• **Entries shown**:
- - - - - - -
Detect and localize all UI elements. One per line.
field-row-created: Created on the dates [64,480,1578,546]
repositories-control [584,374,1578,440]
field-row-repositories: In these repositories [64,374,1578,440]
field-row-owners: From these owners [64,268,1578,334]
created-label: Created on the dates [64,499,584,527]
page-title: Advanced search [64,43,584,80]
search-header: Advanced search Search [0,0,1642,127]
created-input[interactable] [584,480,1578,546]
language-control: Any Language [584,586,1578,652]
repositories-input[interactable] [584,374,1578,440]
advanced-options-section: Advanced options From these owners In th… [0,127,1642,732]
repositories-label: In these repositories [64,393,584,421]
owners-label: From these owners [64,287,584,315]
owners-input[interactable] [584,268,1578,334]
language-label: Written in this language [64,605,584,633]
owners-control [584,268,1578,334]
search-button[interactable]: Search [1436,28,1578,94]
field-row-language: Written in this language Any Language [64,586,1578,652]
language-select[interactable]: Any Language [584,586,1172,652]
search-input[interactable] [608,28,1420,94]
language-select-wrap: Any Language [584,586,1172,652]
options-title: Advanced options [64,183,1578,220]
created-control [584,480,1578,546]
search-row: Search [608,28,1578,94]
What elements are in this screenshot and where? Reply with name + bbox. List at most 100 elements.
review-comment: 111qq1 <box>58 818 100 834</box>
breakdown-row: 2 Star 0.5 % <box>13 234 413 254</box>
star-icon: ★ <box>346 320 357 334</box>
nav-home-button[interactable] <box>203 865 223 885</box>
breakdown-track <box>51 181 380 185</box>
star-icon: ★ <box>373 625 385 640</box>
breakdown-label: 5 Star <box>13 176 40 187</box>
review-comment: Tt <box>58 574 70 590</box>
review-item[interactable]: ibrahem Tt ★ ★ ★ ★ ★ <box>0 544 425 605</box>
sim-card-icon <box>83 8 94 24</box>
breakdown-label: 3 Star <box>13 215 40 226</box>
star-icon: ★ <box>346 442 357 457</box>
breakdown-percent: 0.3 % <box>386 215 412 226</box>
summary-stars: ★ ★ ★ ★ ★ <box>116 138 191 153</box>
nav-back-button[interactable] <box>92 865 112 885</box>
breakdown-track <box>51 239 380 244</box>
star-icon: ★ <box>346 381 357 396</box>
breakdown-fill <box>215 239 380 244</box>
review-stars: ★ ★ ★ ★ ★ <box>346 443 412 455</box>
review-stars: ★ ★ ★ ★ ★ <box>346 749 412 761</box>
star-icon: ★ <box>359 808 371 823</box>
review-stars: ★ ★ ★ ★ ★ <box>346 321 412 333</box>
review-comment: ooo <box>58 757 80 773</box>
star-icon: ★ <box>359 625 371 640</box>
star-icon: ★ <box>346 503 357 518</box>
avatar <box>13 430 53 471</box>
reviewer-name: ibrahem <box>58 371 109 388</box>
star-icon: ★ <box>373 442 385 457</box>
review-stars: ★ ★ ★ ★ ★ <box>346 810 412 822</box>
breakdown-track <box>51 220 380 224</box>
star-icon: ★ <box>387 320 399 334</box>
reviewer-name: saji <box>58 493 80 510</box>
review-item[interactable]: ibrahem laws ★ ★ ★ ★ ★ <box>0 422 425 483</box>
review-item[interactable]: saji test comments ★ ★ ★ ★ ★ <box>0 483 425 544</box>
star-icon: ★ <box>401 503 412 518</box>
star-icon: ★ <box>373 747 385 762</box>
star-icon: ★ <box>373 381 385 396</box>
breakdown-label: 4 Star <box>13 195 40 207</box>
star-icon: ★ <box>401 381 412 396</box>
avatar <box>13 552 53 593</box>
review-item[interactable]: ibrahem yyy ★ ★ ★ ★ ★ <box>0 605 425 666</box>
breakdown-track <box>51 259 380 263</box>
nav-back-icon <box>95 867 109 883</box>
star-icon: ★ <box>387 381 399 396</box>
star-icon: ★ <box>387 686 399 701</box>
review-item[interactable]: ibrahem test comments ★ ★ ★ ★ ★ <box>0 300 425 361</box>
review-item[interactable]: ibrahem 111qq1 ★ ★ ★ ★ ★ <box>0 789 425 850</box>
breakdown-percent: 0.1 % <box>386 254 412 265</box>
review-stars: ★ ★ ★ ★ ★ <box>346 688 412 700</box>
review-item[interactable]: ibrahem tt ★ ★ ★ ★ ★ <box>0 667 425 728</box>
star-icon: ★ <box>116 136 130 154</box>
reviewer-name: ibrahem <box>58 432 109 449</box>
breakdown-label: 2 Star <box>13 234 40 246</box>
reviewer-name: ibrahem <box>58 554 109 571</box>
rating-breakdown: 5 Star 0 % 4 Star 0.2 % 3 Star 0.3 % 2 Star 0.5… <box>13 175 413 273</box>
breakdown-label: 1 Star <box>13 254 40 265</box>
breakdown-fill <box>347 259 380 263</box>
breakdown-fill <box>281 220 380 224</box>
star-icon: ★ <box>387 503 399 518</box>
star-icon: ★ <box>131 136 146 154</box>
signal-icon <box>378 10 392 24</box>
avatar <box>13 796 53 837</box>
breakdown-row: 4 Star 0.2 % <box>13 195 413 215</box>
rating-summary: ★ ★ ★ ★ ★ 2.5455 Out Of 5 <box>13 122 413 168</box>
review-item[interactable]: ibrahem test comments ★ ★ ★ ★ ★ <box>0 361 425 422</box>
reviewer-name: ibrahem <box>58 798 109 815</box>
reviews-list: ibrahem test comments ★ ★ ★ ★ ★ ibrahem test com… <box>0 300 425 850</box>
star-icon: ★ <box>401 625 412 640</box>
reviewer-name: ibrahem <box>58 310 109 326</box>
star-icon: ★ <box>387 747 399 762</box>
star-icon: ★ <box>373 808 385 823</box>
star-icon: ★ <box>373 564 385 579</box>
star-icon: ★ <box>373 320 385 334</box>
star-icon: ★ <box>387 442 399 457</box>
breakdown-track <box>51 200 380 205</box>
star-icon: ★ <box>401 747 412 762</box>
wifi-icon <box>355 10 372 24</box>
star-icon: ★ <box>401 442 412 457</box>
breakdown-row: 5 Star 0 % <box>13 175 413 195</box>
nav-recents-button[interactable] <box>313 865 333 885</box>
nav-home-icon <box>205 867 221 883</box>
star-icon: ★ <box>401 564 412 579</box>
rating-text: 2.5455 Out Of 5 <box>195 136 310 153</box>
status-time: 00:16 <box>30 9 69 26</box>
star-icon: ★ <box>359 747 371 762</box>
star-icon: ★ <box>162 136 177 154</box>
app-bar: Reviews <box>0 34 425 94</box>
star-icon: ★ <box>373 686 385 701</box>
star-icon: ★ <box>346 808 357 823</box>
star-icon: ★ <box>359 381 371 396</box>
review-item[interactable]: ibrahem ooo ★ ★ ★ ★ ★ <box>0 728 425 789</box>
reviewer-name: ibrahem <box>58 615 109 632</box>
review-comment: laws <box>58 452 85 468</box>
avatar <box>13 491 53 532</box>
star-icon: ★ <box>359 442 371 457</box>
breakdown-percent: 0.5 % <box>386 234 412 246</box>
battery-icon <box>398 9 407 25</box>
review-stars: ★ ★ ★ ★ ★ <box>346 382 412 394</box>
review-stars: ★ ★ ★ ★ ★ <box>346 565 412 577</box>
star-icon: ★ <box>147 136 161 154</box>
- - - - - - -
• **Given problem**: Starting at the first line of the listing above and ending with the line that contains "repositories-label: In these", set out each non-blank line as a Markdown table. Use a Row column that numbers them and a Line column that holds the text.

• **Correct output**:
| Row | Line |
|---|---|
| 1 | Detect and localize all UI elements. One per line. |
| 2 | field-row-created: Created on the dates [64,480,1578,546] |
| 3 | repositories-control [584,374,1578,440] |
| 4 | field-row-repositories: In these repositories [64,374,1578,440] |
| 5 | field-row-owners: From these owners [64,268,1578,334] |
| 6 | created-label: Created on the dates [64,499,584,527] |
| 7 | page-title: Advanced search [64,43,584,80] |
| 8 | search-header: Advanced search Search [0,0,1642,127] |
| 9 | created-input[interactable] [584,480,1578,546] |
| 10 | language-control: Any Language [584,586,1578,652] |
| 11 | repositories-input[interactable] [584,374,1578,440] |
| 12 | advanced-options-section: Advanced options From these owners In th… [0,127,1642,732] |
| 13 | repositories-label: In these repositories [64,393,584,421] |